***** LISTING

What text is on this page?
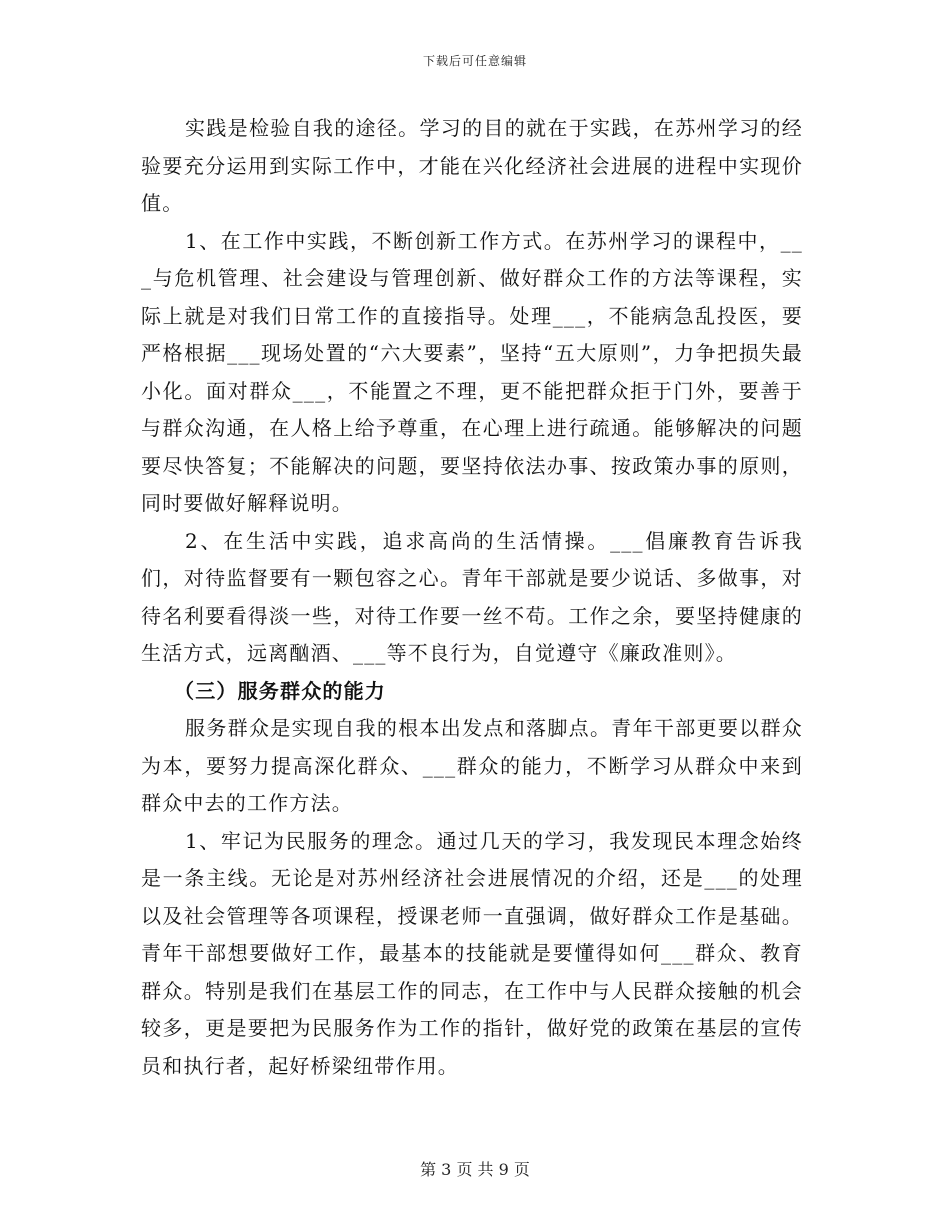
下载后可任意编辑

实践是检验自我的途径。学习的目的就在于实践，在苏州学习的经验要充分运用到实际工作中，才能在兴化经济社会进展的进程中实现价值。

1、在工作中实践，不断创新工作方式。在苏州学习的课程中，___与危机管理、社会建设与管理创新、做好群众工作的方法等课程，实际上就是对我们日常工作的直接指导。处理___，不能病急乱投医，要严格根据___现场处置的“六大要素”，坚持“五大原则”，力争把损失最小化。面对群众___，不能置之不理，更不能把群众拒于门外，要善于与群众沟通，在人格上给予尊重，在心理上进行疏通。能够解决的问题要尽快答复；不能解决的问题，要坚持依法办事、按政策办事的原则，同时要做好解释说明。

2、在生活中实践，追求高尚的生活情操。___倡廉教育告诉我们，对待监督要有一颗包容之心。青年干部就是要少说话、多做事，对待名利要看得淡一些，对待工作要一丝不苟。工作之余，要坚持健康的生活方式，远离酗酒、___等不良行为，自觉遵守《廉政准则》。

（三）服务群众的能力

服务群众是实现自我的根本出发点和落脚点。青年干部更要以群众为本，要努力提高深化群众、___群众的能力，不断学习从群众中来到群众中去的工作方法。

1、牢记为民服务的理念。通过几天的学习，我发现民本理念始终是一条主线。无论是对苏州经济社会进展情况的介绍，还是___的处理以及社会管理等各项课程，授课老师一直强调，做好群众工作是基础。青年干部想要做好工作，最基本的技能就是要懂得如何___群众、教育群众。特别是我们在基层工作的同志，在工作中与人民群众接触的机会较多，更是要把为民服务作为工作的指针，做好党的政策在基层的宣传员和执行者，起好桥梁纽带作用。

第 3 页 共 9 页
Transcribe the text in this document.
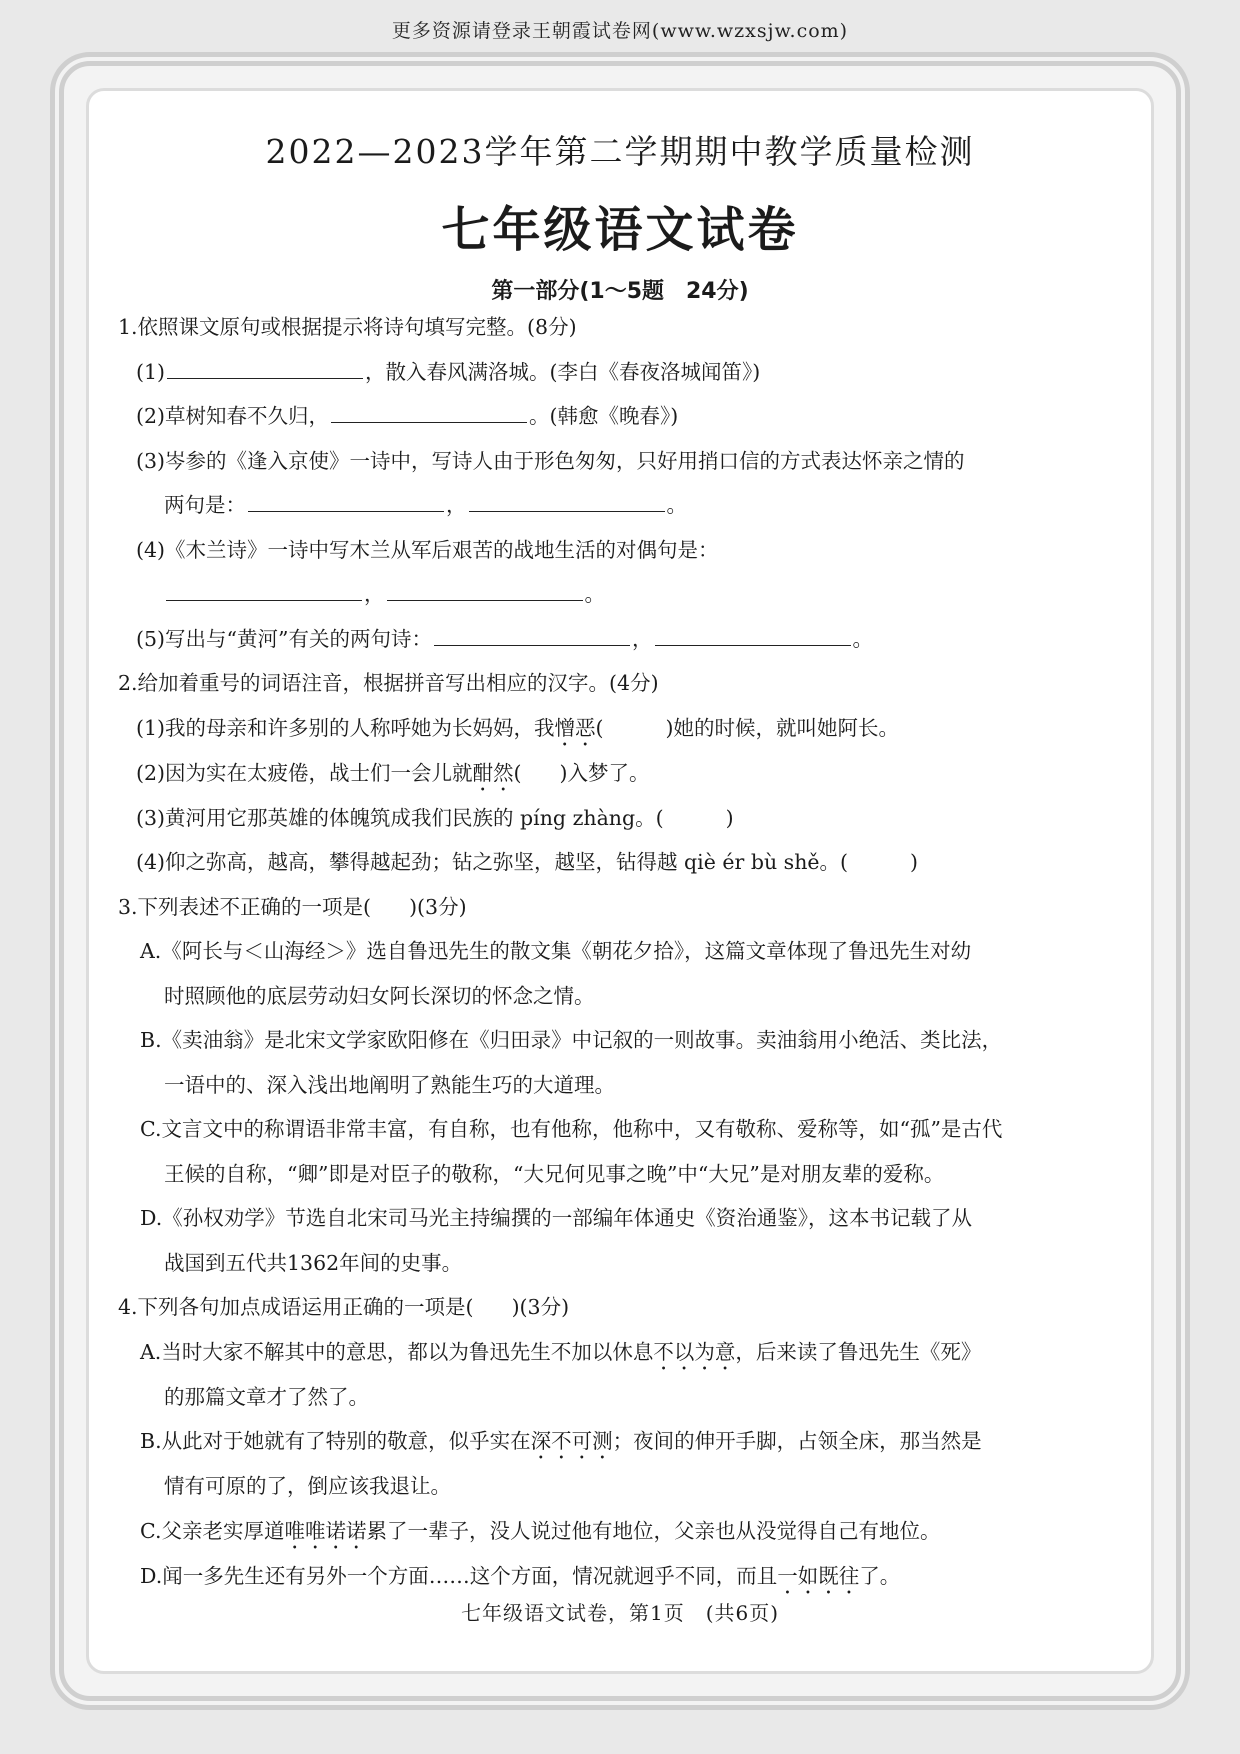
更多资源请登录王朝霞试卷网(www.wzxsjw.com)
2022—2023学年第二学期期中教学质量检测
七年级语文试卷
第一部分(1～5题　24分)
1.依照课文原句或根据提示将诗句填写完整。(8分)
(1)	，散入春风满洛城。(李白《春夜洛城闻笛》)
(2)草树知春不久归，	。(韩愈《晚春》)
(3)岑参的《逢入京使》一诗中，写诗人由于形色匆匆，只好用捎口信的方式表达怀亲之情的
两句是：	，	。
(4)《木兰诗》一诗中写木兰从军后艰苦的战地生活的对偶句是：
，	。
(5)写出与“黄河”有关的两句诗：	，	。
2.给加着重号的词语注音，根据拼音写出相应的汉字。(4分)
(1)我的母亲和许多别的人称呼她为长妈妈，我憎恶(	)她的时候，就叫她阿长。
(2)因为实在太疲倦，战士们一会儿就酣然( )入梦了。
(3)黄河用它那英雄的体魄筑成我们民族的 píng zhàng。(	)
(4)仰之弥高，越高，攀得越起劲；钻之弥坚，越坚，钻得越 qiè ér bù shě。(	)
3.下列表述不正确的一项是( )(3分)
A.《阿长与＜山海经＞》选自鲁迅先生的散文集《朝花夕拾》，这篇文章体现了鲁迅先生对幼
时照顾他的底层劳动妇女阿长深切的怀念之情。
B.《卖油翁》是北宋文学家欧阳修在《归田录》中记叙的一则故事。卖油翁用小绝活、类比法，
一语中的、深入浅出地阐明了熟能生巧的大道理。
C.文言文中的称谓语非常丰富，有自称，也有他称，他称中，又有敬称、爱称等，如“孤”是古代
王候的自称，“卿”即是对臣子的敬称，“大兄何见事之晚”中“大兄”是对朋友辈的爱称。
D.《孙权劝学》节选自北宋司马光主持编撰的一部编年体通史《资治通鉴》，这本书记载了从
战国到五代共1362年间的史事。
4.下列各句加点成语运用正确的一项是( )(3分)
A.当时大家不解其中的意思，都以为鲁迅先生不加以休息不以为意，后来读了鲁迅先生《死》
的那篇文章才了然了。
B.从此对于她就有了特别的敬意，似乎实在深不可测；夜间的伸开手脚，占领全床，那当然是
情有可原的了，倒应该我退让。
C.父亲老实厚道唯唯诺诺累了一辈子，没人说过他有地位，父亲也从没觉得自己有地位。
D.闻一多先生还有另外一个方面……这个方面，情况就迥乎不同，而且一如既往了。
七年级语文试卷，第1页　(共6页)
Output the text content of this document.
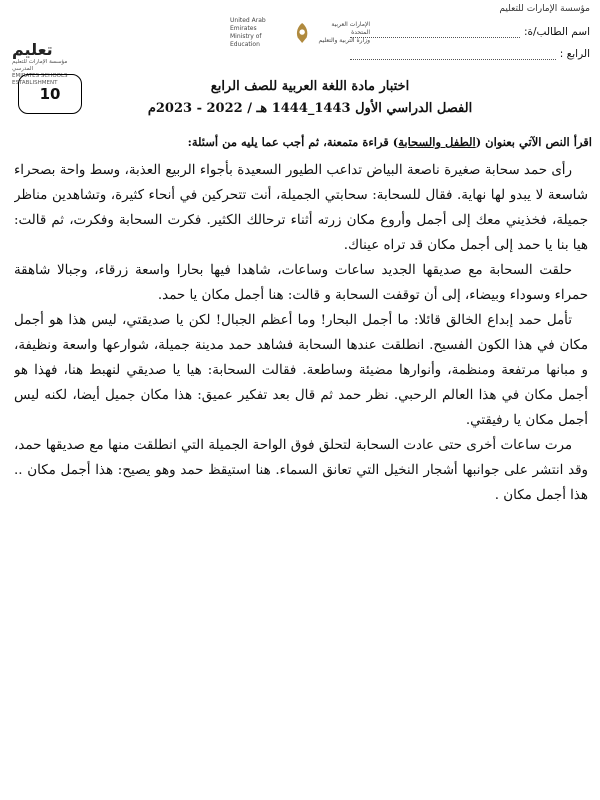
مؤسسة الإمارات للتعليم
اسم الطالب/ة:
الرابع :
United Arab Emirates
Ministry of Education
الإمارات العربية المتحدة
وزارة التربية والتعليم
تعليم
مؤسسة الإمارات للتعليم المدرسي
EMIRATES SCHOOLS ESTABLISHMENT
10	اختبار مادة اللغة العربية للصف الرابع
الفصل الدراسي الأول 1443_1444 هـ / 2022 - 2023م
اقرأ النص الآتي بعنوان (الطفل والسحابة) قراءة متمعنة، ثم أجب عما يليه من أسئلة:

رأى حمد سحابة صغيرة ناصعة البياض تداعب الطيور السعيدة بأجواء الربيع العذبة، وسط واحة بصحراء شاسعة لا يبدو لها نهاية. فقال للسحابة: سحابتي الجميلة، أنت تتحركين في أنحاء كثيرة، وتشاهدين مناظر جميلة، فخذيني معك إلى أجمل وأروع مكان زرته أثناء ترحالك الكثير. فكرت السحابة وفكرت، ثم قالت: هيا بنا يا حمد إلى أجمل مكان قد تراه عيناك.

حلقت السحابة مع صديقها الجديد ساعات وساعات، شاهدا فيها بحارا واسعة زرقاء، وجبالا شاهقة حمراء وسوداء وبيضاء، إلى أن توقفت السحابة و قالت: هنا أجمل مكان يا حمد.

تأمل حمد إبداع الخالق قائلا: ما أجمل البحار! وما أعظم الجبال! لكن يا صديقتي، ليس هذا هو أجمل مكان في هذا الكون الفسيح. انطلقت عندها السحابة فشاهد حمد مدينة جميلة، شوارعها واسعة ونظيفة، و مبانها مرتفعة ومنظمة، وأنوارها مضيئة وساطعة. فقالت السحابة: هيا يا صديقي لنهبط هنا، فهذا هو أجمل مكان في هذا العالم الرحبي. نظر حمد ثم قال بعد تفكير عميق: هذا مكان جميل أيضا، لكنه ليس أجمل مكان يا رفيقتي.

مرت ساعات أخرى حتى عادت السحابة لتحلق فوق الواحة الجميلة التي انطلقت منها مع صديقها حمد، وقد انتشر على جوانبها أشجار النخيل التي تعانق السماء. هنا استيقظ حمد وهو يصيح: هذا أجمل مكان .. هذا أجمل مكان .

**********

◆ THE PROBLEM
Return the listing above unchanged, apart from dropping its pictures.

◆ SOLUTION TO THIS PROBLEM
What text is on this page?
下载后可任意编辑

实践是检验自我的途径。学习的目的就在于实践，在苏州学习的经验要充分运用到实际工作中，才能在兴化经济社会进展的进程中实现价值。

1、在工作中实践，不断创新工作方式。在苏州学习的课程中，___与危机管理、社会建设与管理创新、做好群众工作的方法等课程，实际上就是对我们日常工作的直接指导。处理___，不能病急乱投医，要严格根据___现场处置的“六大要素”，坚持“五大原则”，力争把损失最小化。面对群众___，不能置之不理，更不能把群众拒于门外，要善于与群众沟通，在人格上给予尊重，在心理上进行疏通。能够解决的问题要尽快答复；不能解决的问题，要坚持依法办事、按政策办事的原则，同时要做好解释说明。

2、在生活中实践，追求高尚的生活情操。___倡廉教育告诉我们，对待监督要有一颗包容之心。青年干部就是要少说话、多做事，对待名利要看得淡一些，对待工作要一丝不苟。工作之余，要坚持健康的生活方式，远离酗酒、___等不良行为，自觉遵守《廉政准则》。

（三）服务群众的能力

服务群众是实现自我的根本出发点和落脚点。青年干部更要以群众为本，要努力提高深化群众、___群众的能力，不断学习从群众中来到群众中去的工作方法。

1、牢记为民服务的理念。通过几天的学习，我发现民本理念始终是一条主线。无论是对苏州经济社会进展情况的介绍，还是___的处理以及社会管理等各项课程，授课老师一直强调，做好群众工作是基础。青年干部想要做好工作，最基本的技能就是要懂得如何___群众、教育群众。特别是我们在基层工作的同志，在工作中与人民群众接触的机会较多，更是要把为民服务作为工作的指针，做好党的政策在基层的宣传员和执行者，起好桥梁纽带作用。

第 3 页 共 9 页
Transcribe the text in this document.
更多资源请登录王朝霞试卷网(www.wzxsjw.com)
2022—2023学年第二学期期中教学质量检测
七年级语文试卷
第一部分(1～5题　24分)
1.依照课文原句或根据提示将诗句填写完整。(8分)
(1)	，散入春风满洛城。(李白《春夜洛城闻笛》)
(2)草树知春不久归，	。(韩愈《晚春》)
(3)岑参的《逢入京使》一诗中，写诗人由于形色匆匆，只好用捎口信的方式表达怀亲之情的
两句是：	，	。
(4)《木兰诗》一诗中写木兰从军后艰苦的战地生活的对偶句是：
，	。
(5)写出与“黄河”有关的两句诗：	，	。
2.给加着重号的词语注音，根据拼音写出相应的汉字。(4分)
(1)我的母亲和许多别的人称呼她为长妈妈，我憎恶(	)她的时候，就叫她阿长。
(2)因为实在太疲倦，战士们一会儿就酣然( )入梦了。
(3)黄河用它那英雄的体魄筑成我们民族的 píng zhàng。(	)
(4)仰之弥高，越高，攀得越起劲；钻之弥坚，越坚，钻得越 qiè ér bù shě。(	)
3.下列表述不正确的一项是( )(3分)
A.《阿长与＜山海经＞》选自鲁迅先生的散文集《朝花夕拾》，这篇文章体现了鲁迅先生对幼
时照顾他的底层劳动妇女阿长深切的怀念之情。
B.《卖油翁》是北宋文学家欧阳修在《归田录》中记叙的一则故事。卖油翁用小绝活、类比法，
一语中的、深入浅出地阐明了熟能生巧的大道理。
C.文言文中的称谓语非常丰富，有自称，也有他称，他称中，又有敬称、爱称等，如“孤”是古代
王候的自称，“卿”即是对臣子的敬称，“大兄何见事之晚”中“大兄”是对朋友辈的爱称。
D.《孙权劝学》节选自北宋司马光主持编撰的一部编年体通史《资治通鉴》，这本书记载了从
战国到五代共1362年间的史事。
4.下列各句加点成语运用正确的一项是( )(3分)
A.当时大家不解其中的意思，都以为鲁迅先生不加以休息不以为意，后来读了鲁迅先生《死》
的那篇文章才了然了。
B.从此对于她就有了特别的敬意，似乎实在深不可测；夜间的伸开手脚，占领全床，那当然是
情有可原的了，倒应该我退让。
C.父亲老实厚道唯唯诺诺累了一辈子，没人说过他有地位，父亲也从没觉得自己有地位。
D.闻一多先生还有另外一个方面……这个方面，情况就迥乎不同，而且一如既往了。
七年级语文试卷，第1页　(共6页)
Output the text content of this document.
مؤسسة الإمارات للتعليم
اسم الطالب/ة:
الرابع :
United Arab Emirates
Ministry of Education
الإمارات العربية المتحدة
وزارة التربية والتعليم
تعليم
مؤسسة الإمارات للتعليم المدرسي
EMIRATES SCHOOLS ESTABLISHMENT
10	اختبار مادة اللغة العربية للصف الرابع
الفصل الدراسي الأول 1443_1444 هـ / 2022 - 2023م
اقرأ النص الآتي بعنوان (الطفل والسحابة) قراءة متمعنة، ثم أجب عما يليه من أسئلة:

رأى حمد سحابة صغيرة ناصعة البياض تداعب الطيور السعيدة بأجواء الربيع العذبة، وسط واحة بصحراء شاسعة لا يبدو لها نهاية. فقال للسحابة: سحابتي الجميلة، أنت تتحركين في أنحاء كثيرة، وتشاهدين مناظر جميلة، فخذيني معك إلى أجمل وأروع مكان زرته أثناء ترحالك الكثير. فكرت السحابة وفكرت، ثم قالت: هيا بنا يا حمد إلى أجمل مكان قد تراه عيناك.

حلقت السحابة مع صديقها الجديد ساعات وساعات، شاهدا فيها بحارا واسعة زرقاء، وجبالا شاهقة حمراء وسوداء وبيضاء، إلى أن توقفت السحابة و قالت: هنا أجمل مكان يا حمد.

تأمل حمد إبداع الخالق قائلا: ما أجمل البحار! وما أعظم الجبال! لكن يا صديقتي، ليس هذا هو أجمل مكان في هذا الكون الفسيح. انطلقت عندها السحابة فشاهد حمد مدينة جميلة، شوارعها واسعة ونظيفة، و مبانها مرتفعة ومنظمة، وأنوارها مضيئة وساطعة. فقالت السحابة: هيا يا صديقي لنهبط هنا، فهذا هو أجمل مكان في هذا العالم الرحبي. نظر حمد ثم قال بعد تفكير عميق: هذا مكان جميل أيضا، لكنه ليس أجمل مكان يا رفيقتي.

مرت ساعات أخرى حتى عادت السحابة لتحلق فوق الواحة الجميلة التي انطلقت منها مع صديقها حمد، وقد انتشر على جوانبها أشجار النخيل التي تعانق السماء. هنا استيقظ حمد وهو يصيح: هذا أجمل مكان .. هذا أجمل مكان .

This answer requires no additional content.